* [Task prompt]: Repeat all of the material below exactly as written, images excluded.
** START Information given **
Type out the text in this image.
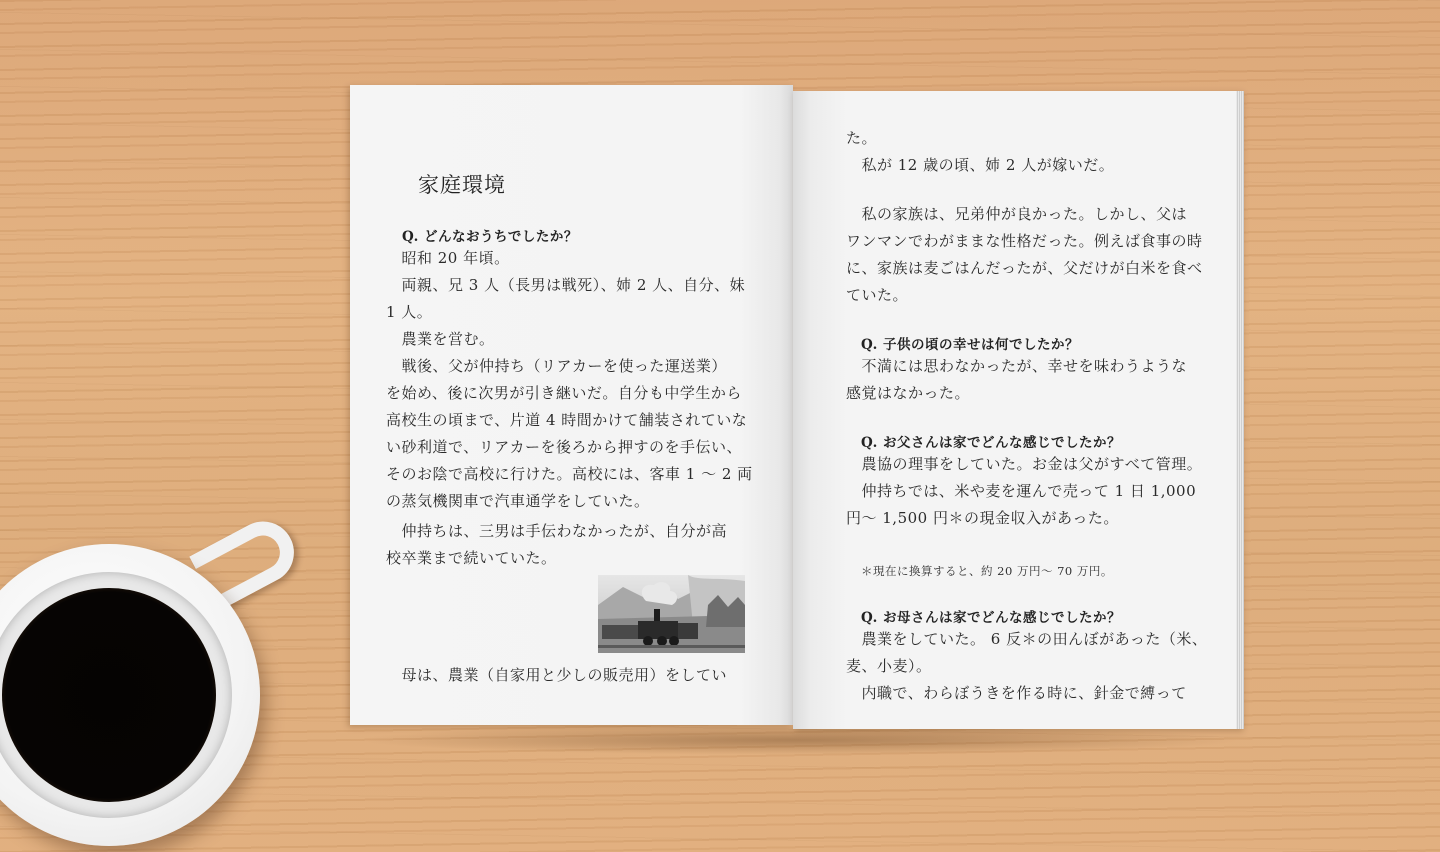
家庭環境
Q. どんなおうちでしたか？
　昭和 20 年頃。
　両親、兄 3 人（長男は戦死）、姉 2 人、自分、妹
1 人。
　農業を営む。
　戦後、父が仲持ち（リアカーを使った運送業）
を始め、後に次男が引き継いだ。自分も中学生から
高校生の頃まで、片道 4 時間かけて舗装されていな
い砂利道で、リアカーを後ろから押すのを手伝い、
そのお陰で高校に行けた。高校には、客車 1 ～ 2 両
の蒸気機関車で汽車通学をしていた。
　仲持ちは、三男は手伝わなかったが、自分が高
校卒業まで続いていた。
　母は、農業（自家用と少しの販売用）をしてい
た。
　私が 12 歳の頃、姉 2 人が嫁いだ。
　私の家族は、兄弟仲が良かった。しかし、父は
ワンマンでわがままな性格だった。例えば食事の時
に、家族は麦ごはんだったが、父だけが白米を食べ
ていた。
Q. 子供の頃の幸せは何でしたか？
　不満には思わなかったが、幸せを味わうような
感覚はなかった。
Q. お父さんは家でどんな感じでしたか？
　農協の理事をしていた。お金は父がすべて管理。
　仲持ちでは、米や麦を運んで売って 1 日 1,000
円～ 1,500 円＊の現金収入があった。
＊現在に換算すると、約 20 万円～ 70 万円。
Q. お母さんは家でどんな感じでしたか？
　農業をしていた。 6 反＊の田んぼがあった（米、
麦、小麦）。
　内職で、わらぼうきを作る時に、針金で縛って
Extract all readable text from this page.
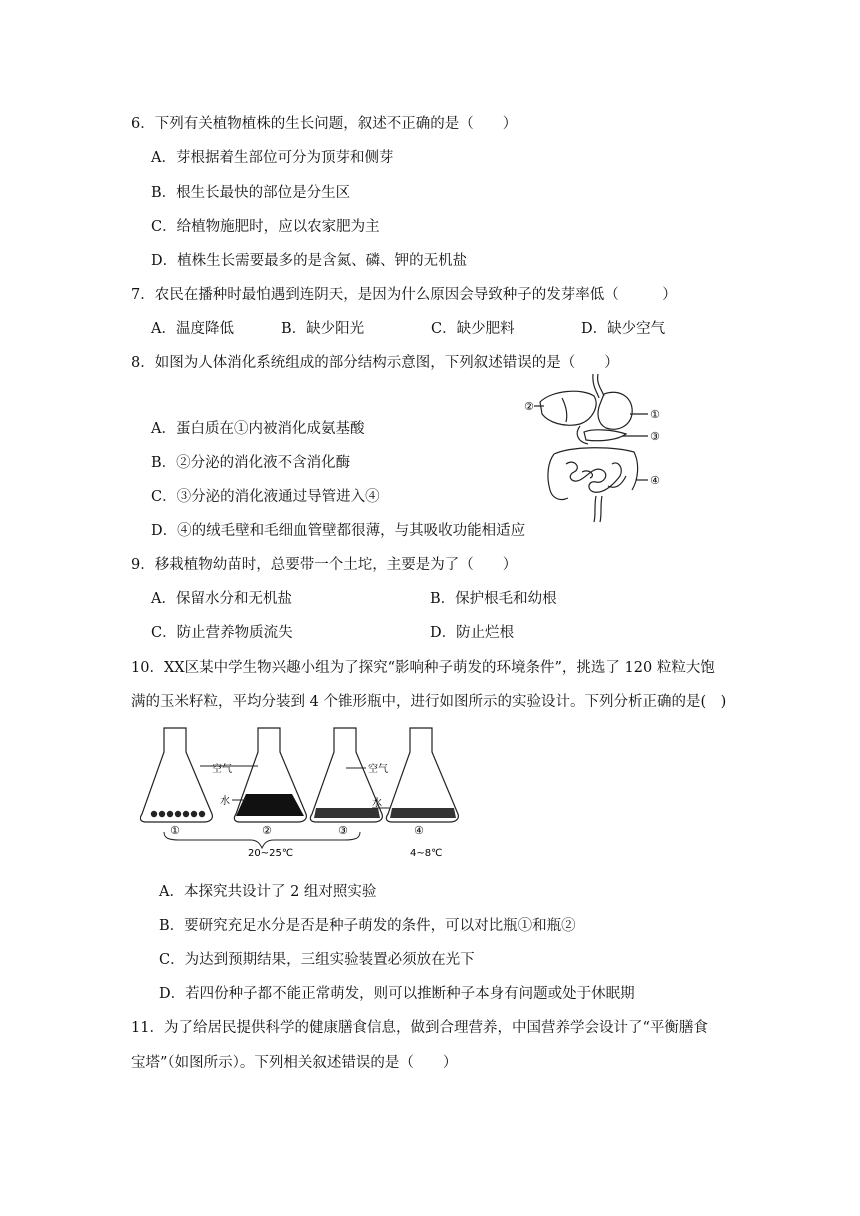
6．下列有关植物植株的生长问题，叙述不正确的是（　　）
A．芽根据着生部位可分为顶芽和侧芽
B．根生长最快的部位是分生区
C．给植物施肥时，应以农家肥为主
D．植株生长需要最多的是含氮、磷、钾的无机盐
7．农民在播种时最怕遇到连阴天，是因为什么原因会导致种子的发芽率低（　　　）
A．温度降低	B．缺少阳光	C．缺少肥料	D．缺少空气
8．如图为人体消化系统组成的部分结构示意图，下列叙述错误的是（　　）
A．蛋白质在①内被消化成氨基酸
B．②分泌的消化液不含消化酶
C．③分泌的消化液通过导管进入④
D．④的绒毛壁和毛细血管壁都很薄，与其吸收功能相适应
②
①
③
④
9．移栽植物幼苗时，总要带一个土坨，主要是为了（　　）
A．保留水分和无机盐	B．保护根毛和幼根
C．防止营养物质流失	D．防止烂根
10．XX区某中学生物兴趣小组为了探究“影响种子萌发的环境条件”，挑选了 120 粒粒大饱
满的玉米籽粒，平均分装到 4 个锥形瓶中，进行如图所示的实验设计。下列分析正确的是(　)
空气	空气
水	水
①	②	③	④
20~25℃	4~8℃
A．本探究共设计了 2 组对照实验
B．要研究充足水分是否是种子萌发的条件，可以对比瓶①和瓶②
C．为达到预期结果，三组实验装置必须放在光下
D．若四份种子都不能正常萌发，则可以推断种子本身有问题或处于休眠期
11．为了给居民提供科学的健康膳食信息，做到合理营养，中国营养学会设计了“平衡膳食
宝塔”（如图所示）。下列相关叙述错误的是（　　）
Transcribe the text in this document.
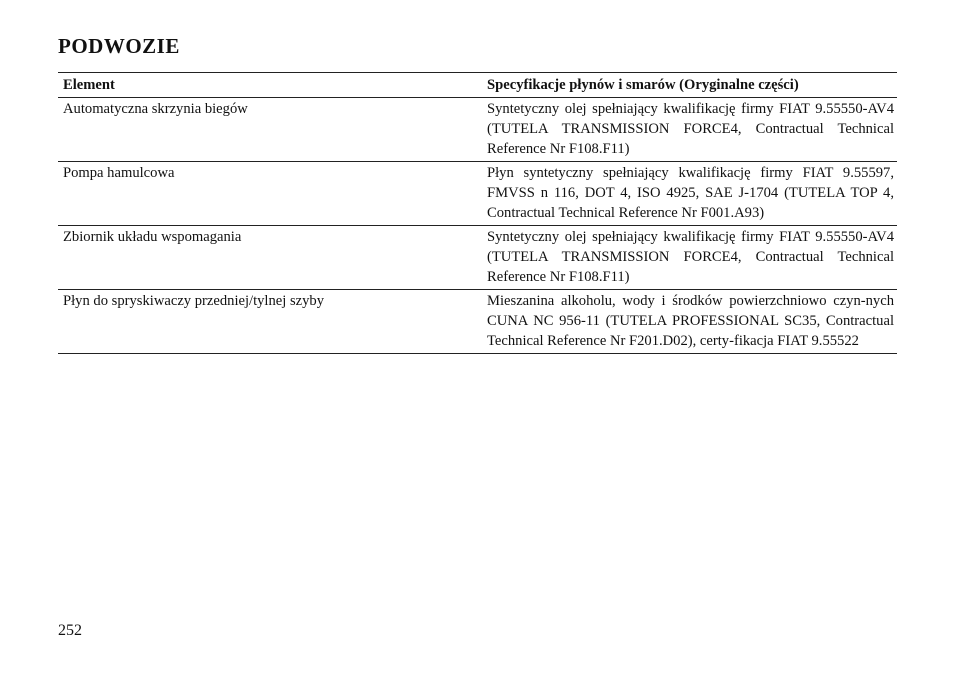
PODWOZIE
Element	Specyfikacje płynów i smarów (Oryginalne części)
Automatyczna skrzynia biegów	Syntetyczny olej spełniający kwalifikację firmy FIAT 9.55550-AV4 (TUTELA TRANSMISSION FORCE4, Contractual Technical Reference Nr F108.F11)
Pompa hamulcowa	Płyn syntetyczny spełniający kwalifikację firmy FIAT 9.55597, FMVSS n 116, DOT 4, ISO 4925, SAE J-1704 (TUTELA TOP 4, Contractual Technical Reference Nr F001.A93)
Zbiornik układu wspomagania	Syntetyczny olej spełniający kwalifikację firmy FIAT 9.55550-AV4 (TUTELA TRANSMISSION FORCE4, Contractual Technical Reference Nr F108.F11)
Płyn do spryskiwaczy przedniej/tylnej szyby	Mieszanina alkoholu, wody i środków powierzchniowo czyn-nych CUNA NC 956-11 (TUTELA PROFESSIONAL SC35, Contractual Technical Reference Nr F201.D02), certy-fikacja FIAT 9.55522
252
** END Information given **
* [Correct answer]:
Type out the text in this image.
家庭環境
Q. どんなおうちでしたか？
　昭和 20 年頃。
　両親、兄 3 人（長男は戦死）、姉 2 人、自分、妹
1 人。
　農業を営む。
　戦後、父が仲持ち（リアカーを使った運送業）
を始め、後に次男が引き継いだ。自分も中学生から
高校生の頃まで、片道 4 時間かけて舗装されていな
い砂利道で、リアカーを後ろから押すのを手伝い、
そのお陰で高校に行けた。高校には、客車 1 ～ 2 両
の蒸気機関車で汽車通学をしていた。
　仲持ちは、三男は手伝わなかったが、自分が高
校卒業まで続いていた。
　母は、農業（自家用と少しの販売用）をしてい
た。
　私が 12 歳の頃、姉 2 人が嫁いだ。
　私の家族は、兄弟仲が良かった。しかし、父は
ワンマンでわがままな性格だった。例えば食事の時
に、家族は麦ごはんだったが、父だけが白米を食べ
ていた。
Q. 子供の頃の幸せは何でしたか？
　不満には思わなかったが、幸せを味わうような
感覚はなかった。
Q. お父さんは家でどんな感じでしたか？
　農協の理事をしていた。お金は父がすべて管理。
　仲持ちでは、米や麦を運んで売って 1 日 1,000
円～ 1,500 円＊の現金収入があった。
＊現在に換算すると、約 20 万円～ 70 万円。
Q. お母さんは家でどんな感じでしたか？
　農業をしていた。 6 反＊の田んぼがあった（米、
麦、小麦）。
　内職で、わらぼうきを作る時に、針金で縛って
Extract all readable text from this page.
6．下列有关植物植株的生长问题，叙述不正确的是（　　）
A．芽根据着生部位可分为顶芽和侧芽
B．根生长最快的部位是分生区
C．给植物施肥时，应以农家肥为主
D．植株生长需要最多的是含氮、磷、钾的无机盐
7．农民在播种时最怕遇到连阴天，是因为什么原因会导致种子的发芽率低（　　　）
A．温度降低	B．缺少阳光	C．缺少肥料	D．缺少空气
8．如图为人体消化系统组成的部分结构示意图，下列叙述错误的是（　　）
A．蛋白质在①内被消化成氨基酸
B．②分泌的消化液不含消化酶
C．③分泌的消化液通过导管进入④
D．④的绒毛壁和毛细血管壁都很薄，与其吸收功能相适应
②
①
③
④
9．移栽植物幼苗时，总要带一个土坨，主要是为了（　　）
A．保留水分和无机盐	B．保护根毛和幼根
C．防止营养物质流失	D．防止烂根
10．XX区某中学生物兴趣小组为了探究“影响种子萌发的环境条件”，挑选了 120 粒粒大饱
满的玉米籽粒，平均分装到 4 个锥形瓶中，进行如图所示的实验设计。下列分析正确的是(　)
空气	空气
水	水
①	②	③	④
20~25℃	4~8℃
A．本探究共设计了 2 组对照实验
B．要研究充足水分是否是种子萌发的条件，可以对比瓶①和瓶②
C．为达到预期结果，三组实验装置必须放在光下
D．若四份种子都不能正常萌发，则可以推断种子本身有问题或处于休眠期
11．为了给居民提供科学的健康膳食信息，做到合理营养，中国营养学会设计了“平衡膳食
宝塔”（如图所示）。下列相关叙述错误的是（　　）
Transcribe the text in this document.
PODWOZIE
Element	Specyfikacje płynów i smarów (Oryginalne części)
Automatyczna skrzynia biegów	Syntetyczny olej spełniający kwalifikację firmy FIAT 9.55550-AV4 (TUTELA TRANSMISSION FORCE4, Contractual Technical Reference Nr F108.F11)
Pompa hamulcowa	Płyn syntetyczny spełniający kwalifikację firmy FIAT 9.55597, FMVSS n 116, DOT 4, ISO 4925, SAE J-1704 (TUTELA TOP 4, Contractual Technical Reference Nr F001.A93)
Zbiornik układu wspomagania	Syntetyczny olej spełniający kwalifikację firmy FIAT 9.55550-AV4 (TUTELA TRANSMISSION FORCE4, Contractual Technical Reference Nr F108.F11)
Płyn do spryskiwaczy przedniej/tylnej szyby	Mieszanina alkoholu, wody i środków powierzchniowo czyn-nych CUNA NC 956-11 (TUTELA PROFESSIONAL SC35, Contractual Technical Reference Nr F201.D02), certy-fikacja FIAT 9.55522
252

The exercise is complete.